### Collected data entries
## start
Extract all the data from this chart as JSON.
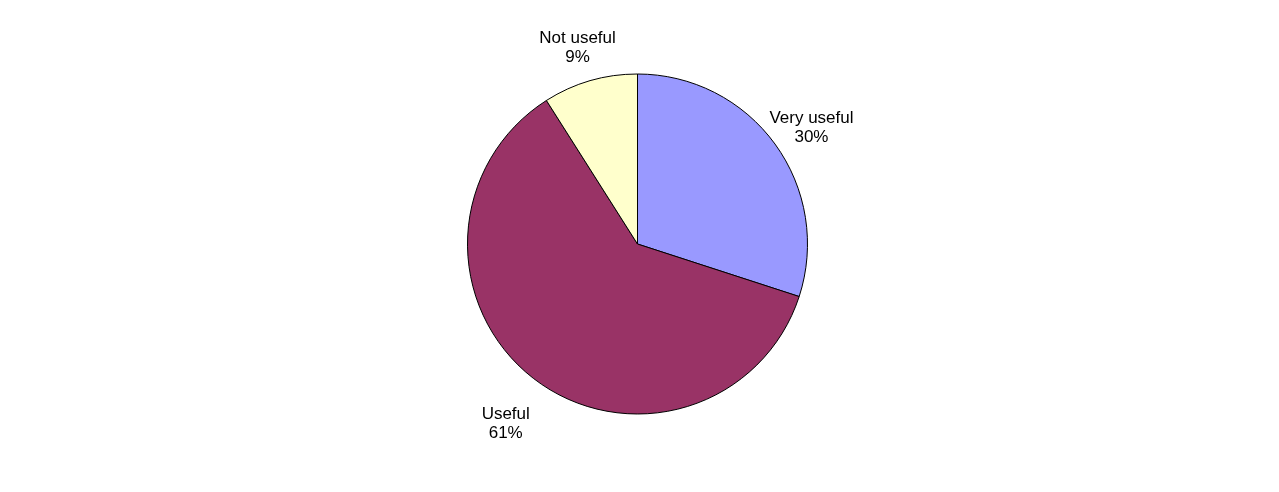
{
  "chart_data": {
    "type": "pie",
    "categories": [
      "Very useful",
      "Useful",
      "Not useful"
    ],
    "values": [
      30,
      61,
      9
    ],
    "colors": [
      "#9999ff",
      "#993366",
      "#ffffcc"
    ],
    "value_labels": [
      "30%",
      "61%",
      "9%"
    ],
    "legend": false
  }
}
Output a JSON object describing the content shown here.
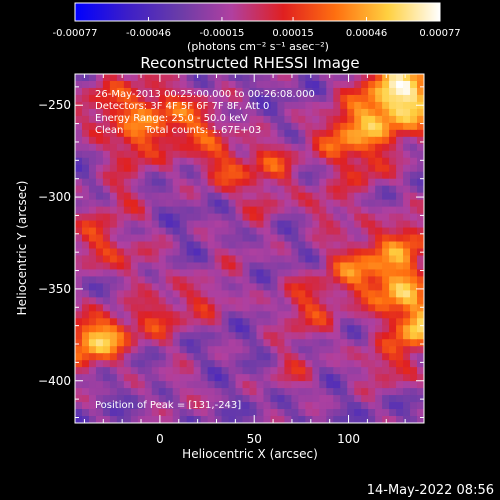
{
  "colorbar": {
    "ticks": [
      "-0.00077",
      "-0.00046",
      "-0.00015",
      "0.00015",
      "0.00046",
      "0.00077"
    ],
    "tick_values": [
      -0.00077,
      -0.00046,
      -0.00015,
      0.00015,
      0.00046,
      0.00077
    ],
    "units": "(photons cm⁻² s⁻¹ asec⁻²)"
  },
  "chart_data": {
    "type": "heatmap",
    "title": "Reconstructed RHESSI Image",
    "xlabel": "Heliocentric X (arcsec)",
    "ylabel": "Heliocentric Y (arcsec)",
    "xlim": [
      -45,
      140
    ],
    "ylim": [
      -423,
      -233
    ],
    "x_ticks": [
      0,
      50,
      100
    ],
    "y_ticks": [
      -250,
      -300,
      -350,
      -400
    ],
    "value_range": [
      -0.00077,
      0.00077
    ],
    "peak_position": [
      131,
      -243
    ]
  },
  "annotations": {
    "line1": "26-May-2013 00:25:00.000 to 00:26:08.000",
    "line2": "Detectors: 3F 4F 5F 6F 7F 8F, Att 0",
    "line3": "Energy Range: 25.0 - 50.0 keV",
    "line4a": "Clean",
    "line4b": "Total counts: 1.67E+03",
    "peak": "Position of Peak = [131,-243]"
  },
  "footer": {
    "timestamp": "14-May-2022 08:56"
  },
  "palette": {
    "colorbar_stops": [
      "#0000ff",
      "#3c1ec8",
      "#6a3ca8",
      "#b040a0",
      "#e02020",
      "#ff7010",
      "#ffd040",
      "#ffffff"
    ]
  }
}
## end
### Short task
Each entry should be repeated exactly as it appears; the pictures stay out.

### Reply to the exercise
Extract all the data from this chart as JSON.
{
  "chart_data": {
    "type": "pie",
    "categories": [
      "Very useful",
      "Useful",
      "Not useful"
    ],
    "values": [
      30,
      61,
      9
    ],
    "colors": [
      "#9999ff",
      "#993366",
      "#ffffcc"
    ],
    "value_labels": [
      "30%",
      "61%",
      "9%"
    ],
    "legend": false
  }
}
Output a JSON object describing the content shown here.
{
  "colorbar": {
    "ticks": [
      "-0.00077",
      "-0.00046",
      "-0.00015",
      "0.00015",
      "0.00046",
      "0.00077"
    ],
    "tick_values": [
      -0.00077,
      -0.00046,
      -0.00015,
      0.00015,
      0.00046,
      0.00077
    ],
    "units": "(photons cm⁻² s⁻¹ asec⁻²)"
  },
  "chart_data": {
    "type": "heatmap",
    "title": "Reconstructed RHESSI Image",
    "xlabel": "Heliocentric X (arcsec)",
    "ylabel": "Heliocentric Y (arcsec)",
    "xlim": [
      -45,
      140
    ],
    "ylim": [
      -423,
      -233
    ],
    "x_ticks": [
      0,
      50,
      100
    ],
    "y_ticks": [
      -250,
      -300,
      -350,
      -400
    ],
    "value_range": [
      -0.00077,
      0.00077
    ],
    "peak_position": [
      131,
      -243
    ]
  },
  "annotations": {
    "line1": "26-May-2013 00:25:00.000 to 00:26:08.000",
    "line2": "Detectors: 3F 4F 5F 6F 7F 8F, Att 0",
    "line3": "Energy Range: 25.0 - 50.0 keV",
    "line4a": "Clean",
    "line4b": "Total counts: 1.67E+03",
    "peak": "Position of Peak = [131,-243]"
  },
  "footer": {
    "timestamp": "14-May-2022 08:56"
  },
  "palette": {
    "colorbar_stops": [
      "#0000ff",
      "#3c1ec8",
      "#6a3ca8",
      "#b040a0",
      "#e02020",
      "#ff7010",
      "#ffd040",
      "#ffffff"
    ]
  }
}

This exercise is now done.